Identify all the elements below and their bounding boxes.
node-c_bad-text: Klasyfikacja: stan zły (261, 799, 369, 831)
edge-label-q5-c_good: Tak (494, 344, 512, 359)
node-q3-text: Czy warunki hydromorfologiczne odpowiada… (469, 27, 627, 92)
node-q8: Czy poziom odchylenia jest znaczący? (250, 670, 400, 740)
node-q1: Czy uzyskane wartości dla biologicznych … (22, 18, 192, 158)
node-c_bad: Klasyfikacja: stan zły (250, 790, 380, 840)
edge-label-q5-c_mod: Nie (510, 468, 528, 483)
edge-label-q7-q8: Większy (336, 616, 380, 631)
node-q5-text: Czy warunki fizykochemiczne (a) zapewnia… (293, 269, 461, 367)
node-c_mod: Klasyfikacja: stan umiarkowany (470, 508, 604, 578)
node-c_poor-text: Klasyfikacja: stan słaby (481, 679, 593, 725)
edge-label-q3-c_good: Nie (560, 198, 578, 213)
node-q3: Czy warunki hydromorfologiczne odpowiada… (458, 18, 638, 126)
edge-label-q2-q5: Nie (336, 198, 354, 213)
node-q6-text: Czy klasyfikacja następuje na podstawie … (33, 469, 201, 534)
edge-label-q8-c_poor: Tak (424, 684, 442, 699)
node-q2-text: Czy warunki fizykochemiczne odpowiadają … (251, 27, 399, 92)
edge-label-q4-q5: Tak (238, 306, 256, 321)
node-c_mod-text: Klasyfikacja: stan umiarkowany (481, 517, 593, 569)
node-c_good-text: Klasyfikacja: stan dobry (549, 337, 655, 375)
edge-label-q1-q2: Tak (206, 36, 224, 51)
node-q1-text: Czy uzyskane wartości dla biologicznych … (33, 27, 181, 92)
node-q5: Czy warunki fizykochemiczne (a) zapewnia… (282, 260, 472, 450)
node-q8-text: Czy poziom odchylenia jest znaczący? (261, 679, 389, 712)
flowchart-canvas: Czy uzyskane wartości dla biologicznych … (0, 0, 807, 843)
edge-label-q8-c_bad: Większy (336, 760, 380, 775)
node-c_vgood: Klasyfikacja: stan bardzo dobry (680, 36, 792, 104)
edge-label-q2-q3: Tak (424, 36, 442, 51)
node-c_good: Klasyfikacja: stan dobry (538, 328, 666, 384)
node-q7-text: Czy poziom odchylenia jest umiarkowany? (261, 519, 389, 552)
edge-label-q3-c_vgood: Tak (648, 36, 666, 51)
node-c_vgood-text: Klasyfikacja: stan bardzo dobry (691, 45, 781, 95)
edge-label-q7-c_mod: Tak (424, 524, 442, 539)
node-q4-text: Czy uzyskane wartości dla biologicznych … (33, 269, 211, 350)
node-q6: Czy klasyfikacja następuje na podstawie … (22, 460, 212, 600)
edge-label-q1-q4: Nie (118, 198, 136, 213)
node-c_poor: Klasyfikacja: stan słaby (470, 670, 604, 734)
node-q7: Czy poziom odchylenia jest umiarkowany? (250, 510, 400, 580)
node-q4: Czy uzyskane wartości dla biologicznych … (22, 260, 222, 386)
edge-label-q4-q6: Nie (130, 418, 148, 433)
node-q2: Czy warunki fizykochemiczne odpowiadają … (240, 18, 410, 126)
● ● ● ●
Reproduce the material word for word, from its first line through the line containing "node-q1-text: Czy uzyskane", including both of those lines.

**Output for this exercise:**
Identify all the elements below and their bounding boxes.
node-c_bad-text: Klasyfikacja: stan zły (261, 799, 369, 831)
edge-label-q5-c_good: Tak (494, 344, 512, 359)
node-q3-text: Czy warunki hydromorfologiczne odpowiada… (469, 27, 627, 92)
node-q8: Czy poziom odchylenia jest znaczący? (250, 670, 400, 740)
node-q1: Czy uzyskane wartości dla biologicznych … (22, 18, 192, 158)
node-c_bad: Klasyfikacja: stan zły (250, 790, 380, 840)
edge-label-q5-c_mod: Nie (510, 468, 528, 483)
edge-label-q7-q8: Większy (336, 616, 380, 631)
node-q5-text: Czy warunki fizykochemiczne (a) zapewnia… (293, 269, 461, 367)
node-c_mod: Klasyfikacja: stan umiarkowany (470, 508, 604, 578)
node-c_poor-text: Klasyfikacja: stan słaby (481, 679, 593, 725)
edge-label-q3-c_good: Nie (560, 198, 578, 213)
node-q3: Czy warunki hydromorfologiczne odpowiada… (458, 18, 638, 126)
edge-label-q2-q5: Nie (336, 198, 354, 213)
node-q6-text: Czy klasyfikacja następuje na podstawie … (33, 469, 201, 534)
edge-label-q8-c_poor: Tak (424, 684, 442, 699)
node-q2-text: Czy warunki fizykochemiczne odpowiadają … (251, 27, 399, 92)
edge-label-q4-q5: Tak (238, 306, 256, 321)
node-c_mod-text: Klasyfikacja: stan umiarkowany (481, 517, 593, 569)
node-c_good-text: Klasyfikacja: stan dobry (549, 337, 655, 375)
edge-label-q1-q2: Tak (206, 36, 224, 51)
node-q1-text: Czy uzyskane wartości dla biologicznych … (33, 27, 181, 92)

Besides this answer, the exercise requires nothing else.